Task to complete:
Count the lines in the items below that contain the string "tableau". Give only the number.

Available records:

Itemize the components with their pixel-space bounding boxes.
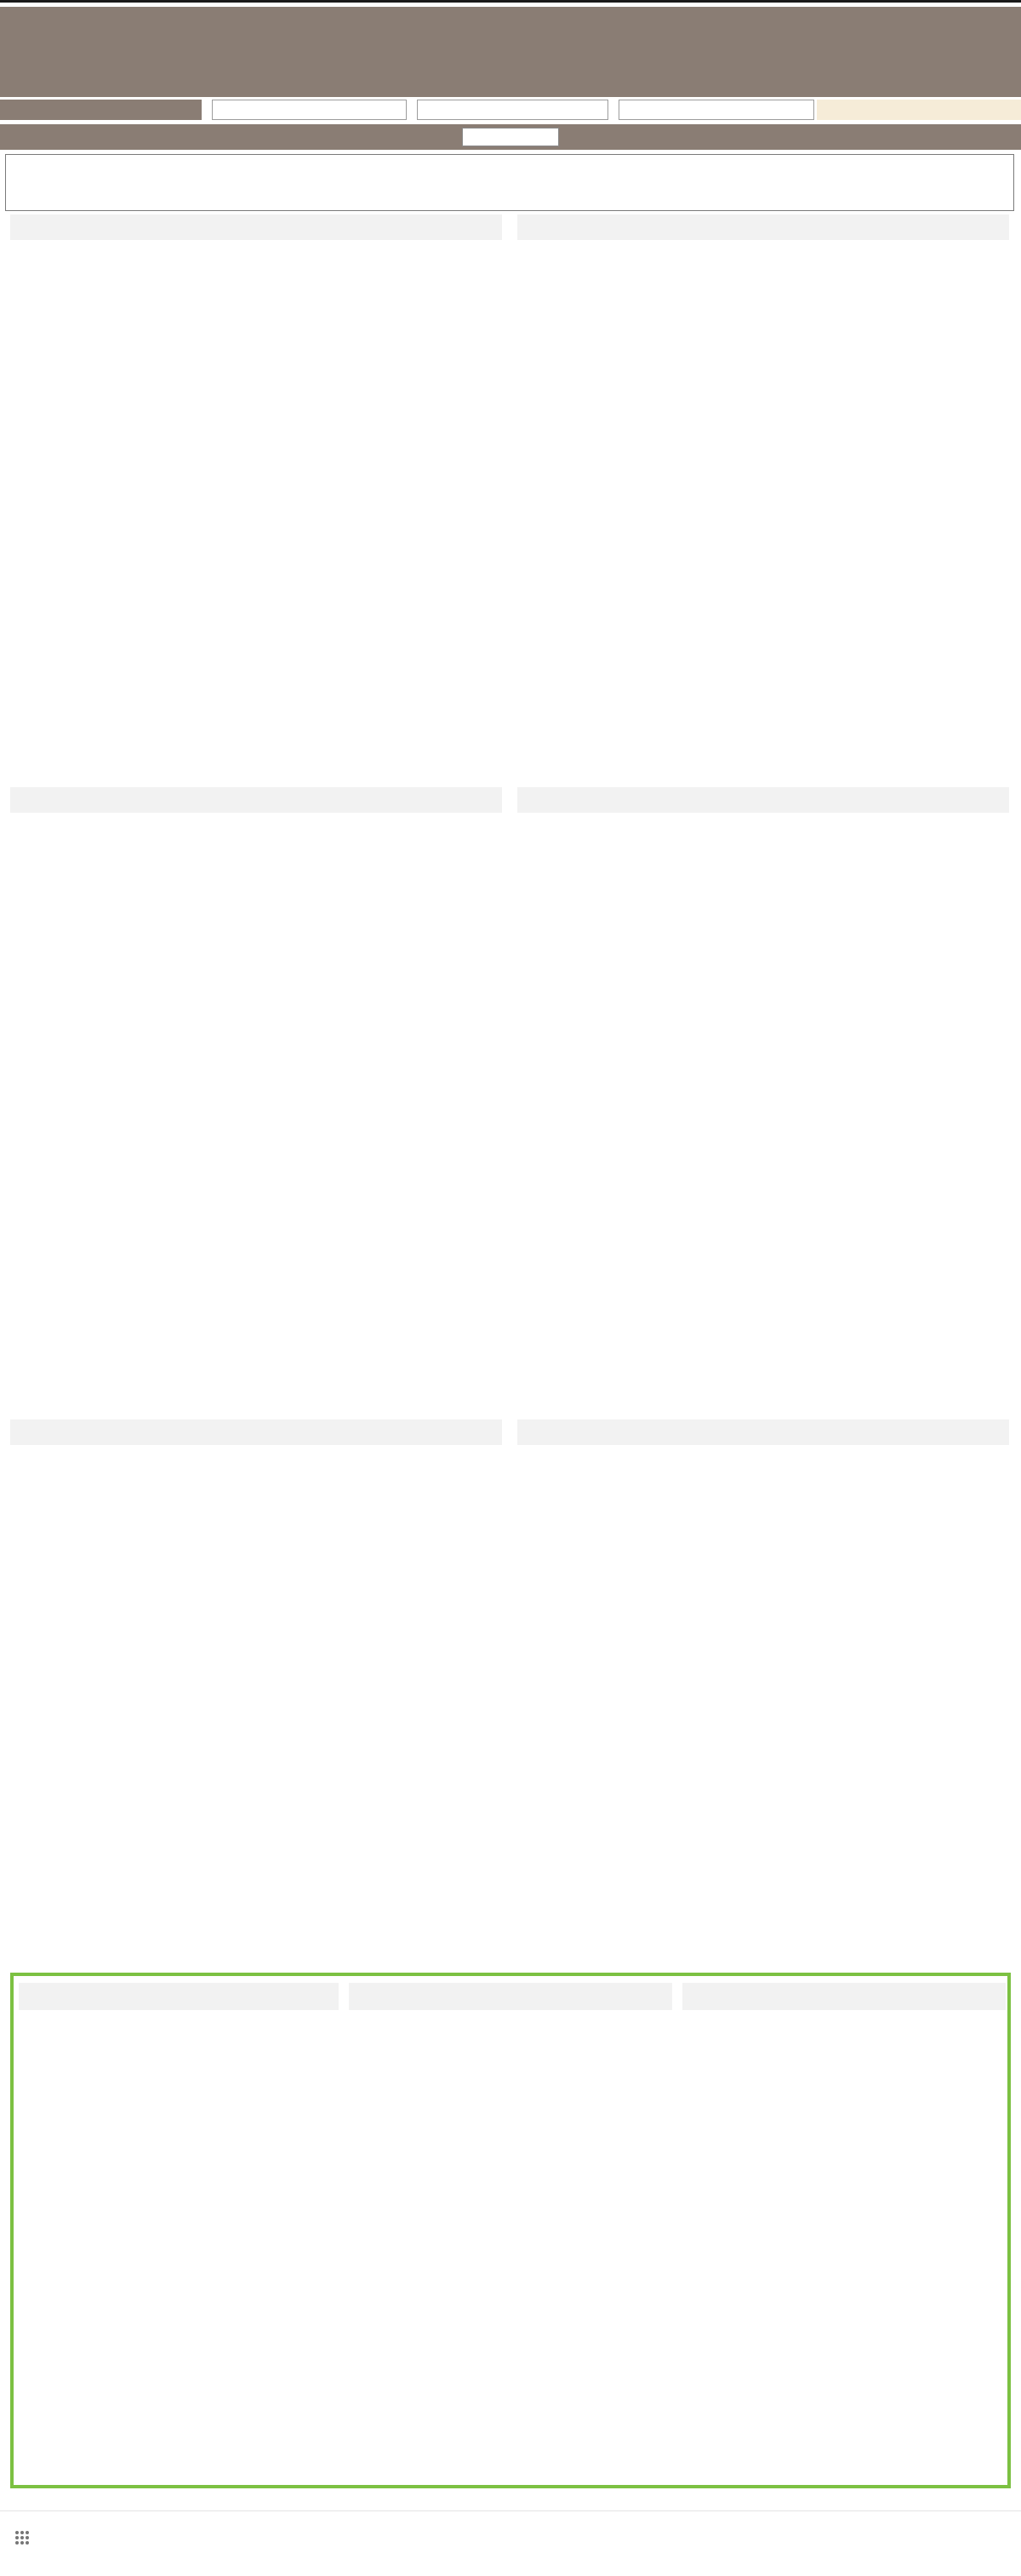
chart-title-rank-2022 xyxy=(682,1983,1006,2010)
tab-4-lulucf[interactable] xyxy=(0,100,202,120)
tab-4d[interactable] xyxy=(417,100,608,120)
dashboard-header xyxy=(0,7,1021,97)
tab-4a-4b[interactable] xyxy=(212,100,407,120)
tab-district-compare[interactable] xyxy=(619,100,814,120)
chart-title-zoom-in-trend xyxy=(517,214,1009,240)
tableau-logo-icon xyxy=(15,2531,19,2534)
notice-box xyxy=(5,154,1014,211)
tableau-footer xyxy=(0,2519,1021,2558)
chart-title-rank-2018 xyxy=(349,1983,672,2010)
chart-title-rank-2010 xyxy=(19,1983,339,2010)
ranking-section xyxy=(10,1973,1011,2488)
chart-title-emissions-trend xyxy=(10,214,502,240)
chart-title-change-yoy xyxy=(517,787,1009,813)
chart-title-sector-stacked xyxy=(10,1419,502,1445)
region-selector-bar xyxy=(0,124,1021,150)
region-dropdown[interactable] xyxy=(462,128,559,146)
chart-title-sector-lines xyxy=(517,1419,1009,1445)
chart-title-change-vs-2018 xyxy=(10,787,502,813)
footer-divider xyxy=(0,2510,1021,2511)
top-border xyxy=(0,0,1021,3)
unit-label xyxy=(817,100,1021,120)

Solution to the problem:
2